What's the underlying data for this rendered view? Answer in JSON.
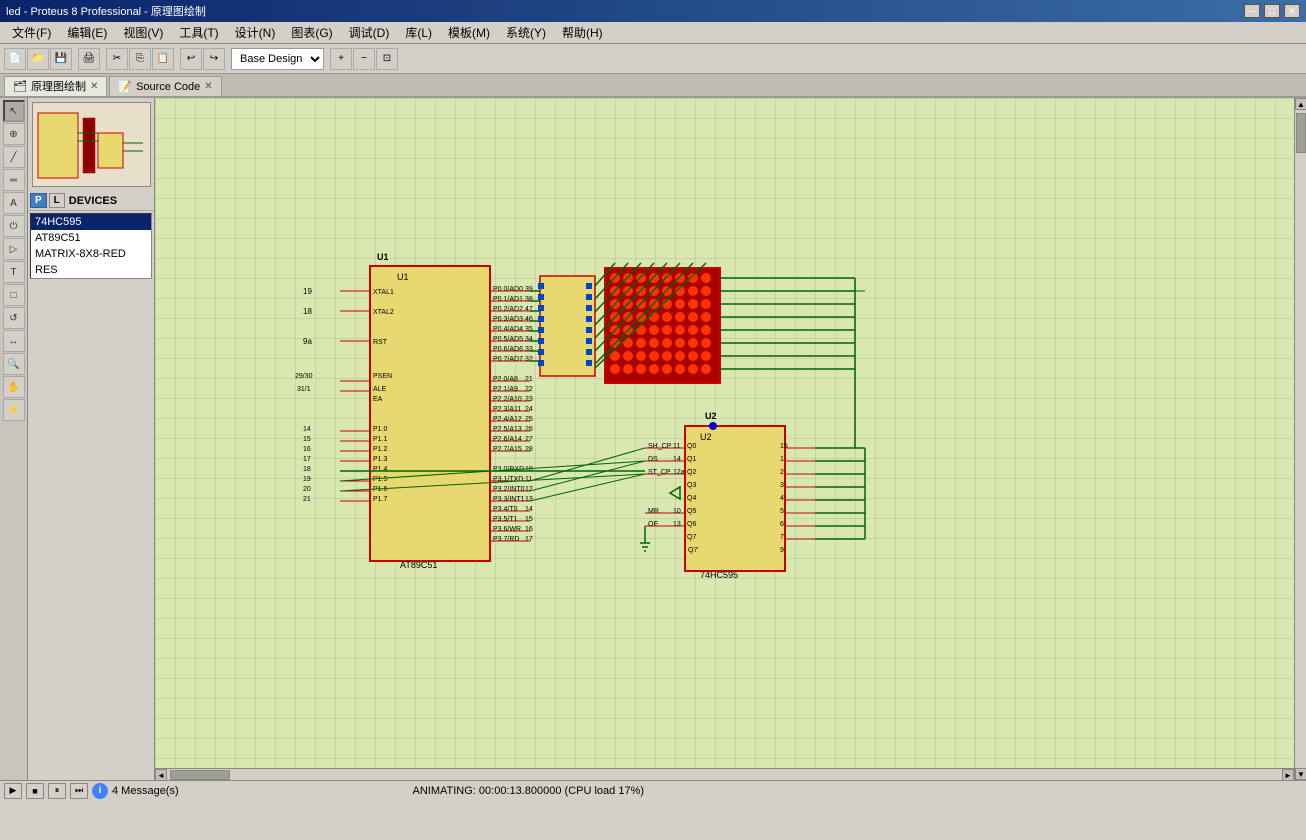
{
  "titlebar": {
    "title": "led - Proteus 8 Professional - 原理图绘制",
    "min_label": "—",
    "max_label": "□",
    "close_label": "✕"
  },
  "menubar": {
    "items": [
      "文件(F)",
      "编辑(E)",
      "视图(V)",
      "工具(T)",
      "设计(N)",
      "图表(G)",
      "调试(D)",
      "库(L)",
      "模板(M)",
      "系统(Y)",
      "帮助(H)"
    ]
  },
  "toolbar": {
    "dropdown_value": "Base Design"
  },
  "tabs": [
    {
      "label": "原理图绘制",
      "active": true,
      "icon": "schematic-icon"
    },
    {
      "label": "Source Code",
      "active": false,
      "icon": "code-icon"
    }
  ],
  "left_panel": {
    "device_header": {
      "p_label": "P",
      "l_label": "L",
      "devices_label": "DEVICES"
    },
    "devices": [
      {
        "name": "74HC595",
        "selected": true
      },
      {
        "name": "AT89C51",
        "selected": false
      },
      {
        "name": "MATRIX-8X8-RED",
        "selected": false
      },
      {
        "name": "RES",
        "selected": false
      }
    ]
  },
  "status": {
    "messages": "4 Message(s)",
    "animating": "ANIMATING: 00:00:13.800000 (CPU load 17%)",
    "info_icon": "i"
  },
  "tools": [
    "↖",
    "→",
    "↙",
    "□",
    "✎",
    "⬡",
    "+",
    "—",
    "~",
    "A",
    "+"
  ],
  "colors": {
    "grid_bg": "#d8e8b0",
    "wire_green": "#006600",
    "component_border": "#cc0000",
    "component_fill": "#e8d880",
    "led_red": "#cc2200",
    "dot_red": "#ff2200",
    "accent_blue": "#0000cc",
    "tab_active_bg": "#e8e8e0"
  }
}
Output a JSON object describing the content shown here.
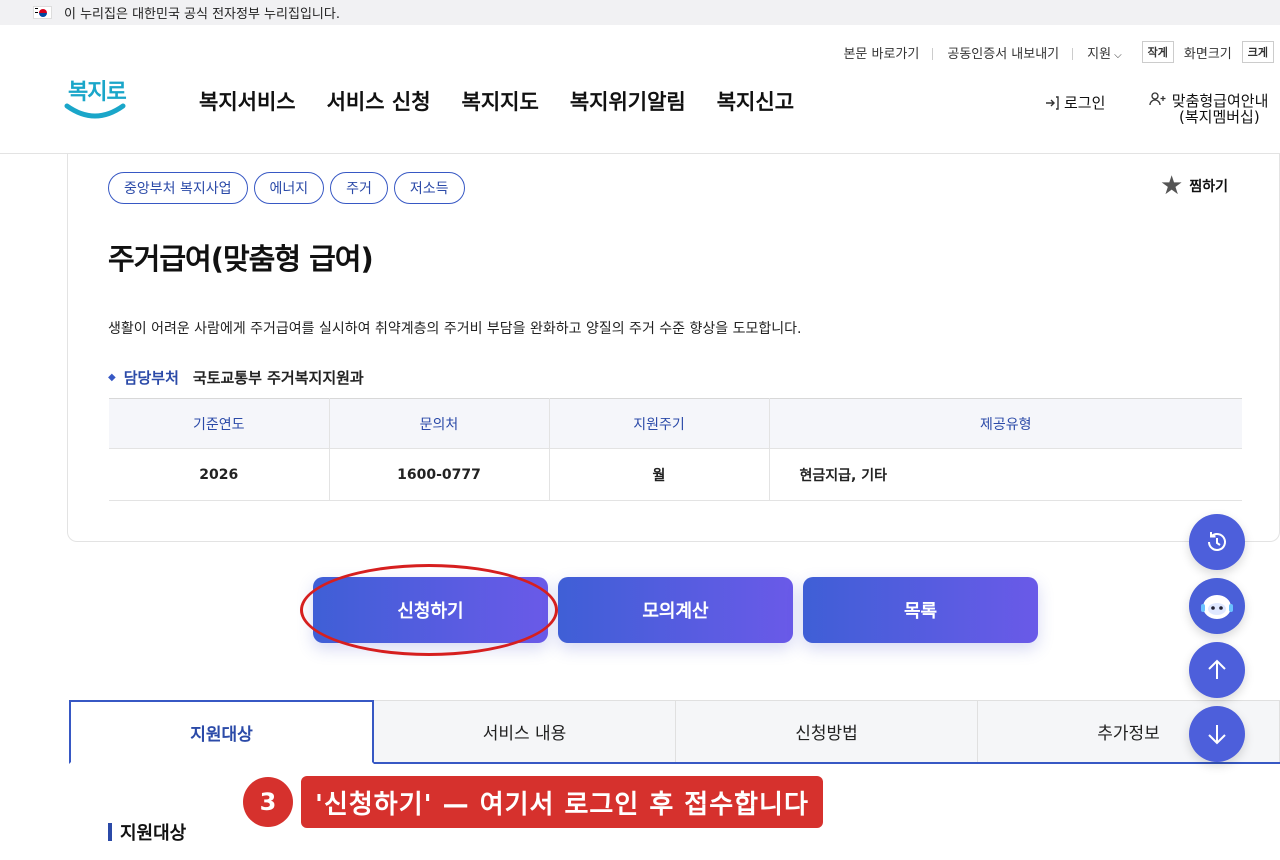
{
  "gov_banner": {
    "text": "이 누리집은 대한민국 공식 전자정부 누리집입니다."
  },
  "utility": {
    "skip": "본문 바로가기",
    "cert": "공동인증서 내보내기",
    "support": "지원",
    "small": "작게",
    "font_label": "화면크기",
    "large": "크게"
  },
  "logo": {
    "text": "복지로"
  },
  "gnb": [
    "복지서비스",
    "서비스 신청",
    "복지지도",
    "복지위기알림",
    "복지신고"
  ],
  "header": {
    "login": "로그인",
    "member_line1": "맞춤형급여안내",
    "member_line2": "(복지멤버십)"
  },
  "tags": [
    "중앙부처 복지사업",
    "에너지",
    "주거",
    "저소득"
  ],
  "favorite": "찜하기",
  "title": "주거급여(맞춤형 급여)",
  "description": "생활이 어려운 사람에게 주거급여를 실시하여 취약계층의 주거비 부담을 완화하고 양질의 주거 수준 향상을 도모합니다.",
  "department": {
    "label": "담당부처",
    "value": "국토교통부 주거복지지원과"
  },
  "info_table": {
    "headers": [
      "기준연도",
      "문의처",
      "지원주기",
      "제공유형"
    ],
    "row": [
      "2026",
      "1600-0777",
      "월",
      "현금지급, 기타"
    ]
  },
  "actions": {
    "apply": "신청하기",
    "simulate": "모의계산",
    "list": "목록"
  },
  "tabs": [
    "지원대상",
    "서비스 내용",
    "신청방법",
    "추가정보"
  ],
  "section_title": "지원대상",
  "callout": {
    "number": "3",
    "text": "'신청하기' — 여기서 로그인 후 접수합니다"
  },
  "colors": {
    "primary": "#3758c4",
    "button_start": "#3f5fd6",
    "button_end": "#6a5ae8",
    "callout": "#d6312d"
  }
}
• • • • •
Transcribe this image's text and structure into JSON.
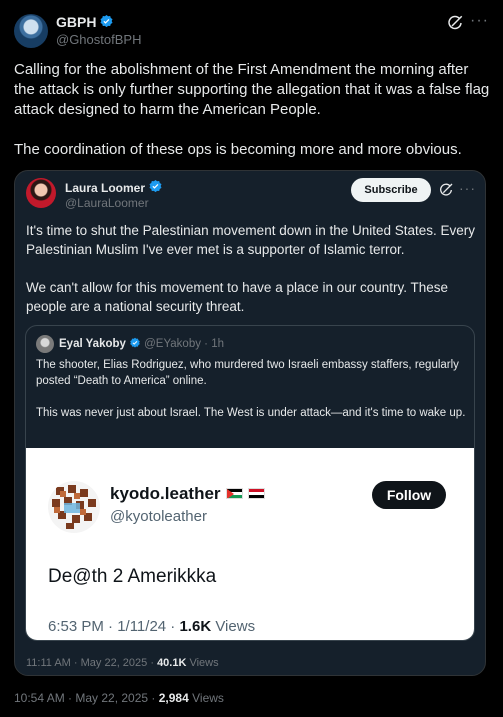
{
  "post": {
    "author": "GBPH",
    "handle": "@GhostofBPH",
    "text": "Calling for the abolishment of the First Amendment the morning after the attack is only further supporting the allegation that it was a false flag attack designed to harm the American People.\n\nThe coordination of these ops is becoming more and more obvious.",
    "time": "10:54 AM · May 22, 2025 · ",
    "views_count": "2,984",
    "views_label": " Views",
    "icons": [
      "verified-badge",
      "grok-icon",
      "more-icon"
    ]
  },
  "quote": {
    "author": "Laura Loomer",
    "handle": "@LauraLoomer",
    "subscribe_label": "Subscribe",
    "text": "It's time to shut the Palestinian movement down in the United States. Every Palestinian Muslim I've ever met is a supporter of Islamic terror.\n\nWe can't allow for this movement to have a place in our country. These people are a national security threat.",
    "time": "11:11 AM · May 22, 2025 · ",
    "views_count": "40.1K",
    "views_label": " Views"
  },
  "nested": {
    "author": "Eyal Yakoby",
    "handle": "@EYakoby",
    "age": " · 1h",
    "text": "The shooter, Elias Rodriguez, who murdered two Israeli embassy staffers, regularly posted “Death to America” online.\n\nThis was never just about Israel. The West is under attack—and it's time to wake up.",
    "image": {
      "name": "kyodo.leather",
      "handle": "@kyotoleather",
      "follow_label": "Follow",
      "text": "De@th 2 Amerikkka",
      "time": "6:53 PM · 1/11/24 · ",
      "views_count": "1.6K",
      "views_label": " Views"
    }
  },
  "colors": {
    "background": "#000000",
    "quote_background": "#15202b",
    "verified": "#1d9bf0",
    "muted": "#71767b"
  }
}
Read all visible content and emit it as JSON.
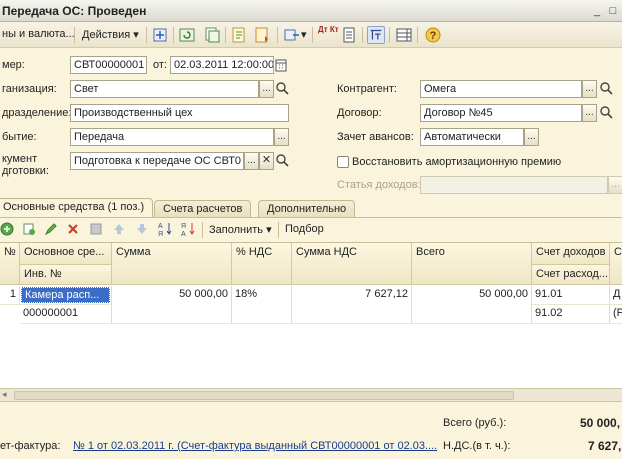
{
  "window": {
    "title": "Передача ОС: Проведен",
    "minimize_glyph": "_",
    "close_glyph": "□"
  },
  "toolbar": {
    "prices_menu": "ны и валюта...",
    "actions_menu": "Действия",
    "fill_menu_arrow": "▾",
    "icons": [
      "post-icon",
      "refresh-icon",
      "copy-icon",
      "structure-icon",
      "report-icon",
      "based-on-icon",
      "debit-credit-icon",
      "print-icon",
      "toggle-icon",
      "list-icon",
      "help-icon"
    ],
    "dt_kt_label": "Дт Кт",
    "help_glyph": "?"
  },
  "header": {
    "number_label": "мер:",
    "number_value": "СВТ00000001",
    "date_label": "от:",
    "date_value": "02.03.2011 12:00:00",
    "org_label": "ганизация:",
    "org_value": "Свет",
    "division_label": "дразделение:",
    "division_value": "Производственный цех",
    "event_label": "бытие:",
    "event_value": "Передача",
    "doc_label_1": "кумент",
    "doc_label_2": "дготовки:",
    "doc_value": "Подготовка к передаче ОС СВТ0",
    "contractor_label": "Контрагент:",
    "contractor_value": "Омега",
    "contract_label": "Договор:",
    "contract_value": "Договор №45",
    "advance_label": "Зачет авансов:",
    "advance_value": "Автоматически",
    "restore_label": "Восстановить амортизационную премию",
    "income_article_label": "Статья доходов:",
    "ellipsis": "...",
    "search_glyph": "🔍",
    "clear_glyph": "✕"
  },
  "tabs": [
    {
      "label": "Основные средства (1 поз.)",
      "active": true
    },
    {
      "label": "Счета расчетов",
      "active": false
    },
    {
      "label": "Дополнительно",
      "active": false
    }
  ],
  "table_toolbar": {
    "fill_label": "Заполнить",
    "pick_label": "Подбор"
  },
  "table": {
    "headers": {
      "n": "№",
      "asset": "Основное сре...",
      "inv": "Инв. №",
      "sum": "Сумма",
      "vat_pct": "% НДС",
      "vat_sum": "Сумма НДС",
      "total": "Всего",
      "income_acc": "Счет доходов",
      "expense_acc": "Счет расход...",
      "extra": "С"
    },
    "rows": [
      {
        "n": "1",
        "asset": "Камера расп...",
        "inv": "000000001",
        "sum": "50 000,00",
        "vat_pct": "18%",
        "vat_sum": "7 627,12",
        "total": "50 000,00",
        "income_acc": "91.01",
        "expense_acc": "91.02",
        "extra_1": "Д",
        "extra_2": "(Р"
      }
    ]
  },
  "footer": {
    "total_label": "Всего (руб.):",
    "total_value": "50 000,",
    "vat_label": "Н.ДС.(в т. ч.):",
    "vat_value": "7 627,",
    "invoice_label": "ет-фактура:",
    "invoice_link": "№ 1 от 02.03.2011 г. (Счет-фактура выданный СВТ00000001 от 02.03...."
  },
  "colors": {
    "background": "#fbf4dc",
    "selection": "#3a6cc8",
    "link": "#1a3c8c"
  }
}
• • • • •
Gather up the lines that contain the word "handle".

Correct result:
    "handle": "@GhostofBPH",
    "handle": "@LauraLoomer",
    "handle": "@EYakoby",
      "handle": "@kyotoleather",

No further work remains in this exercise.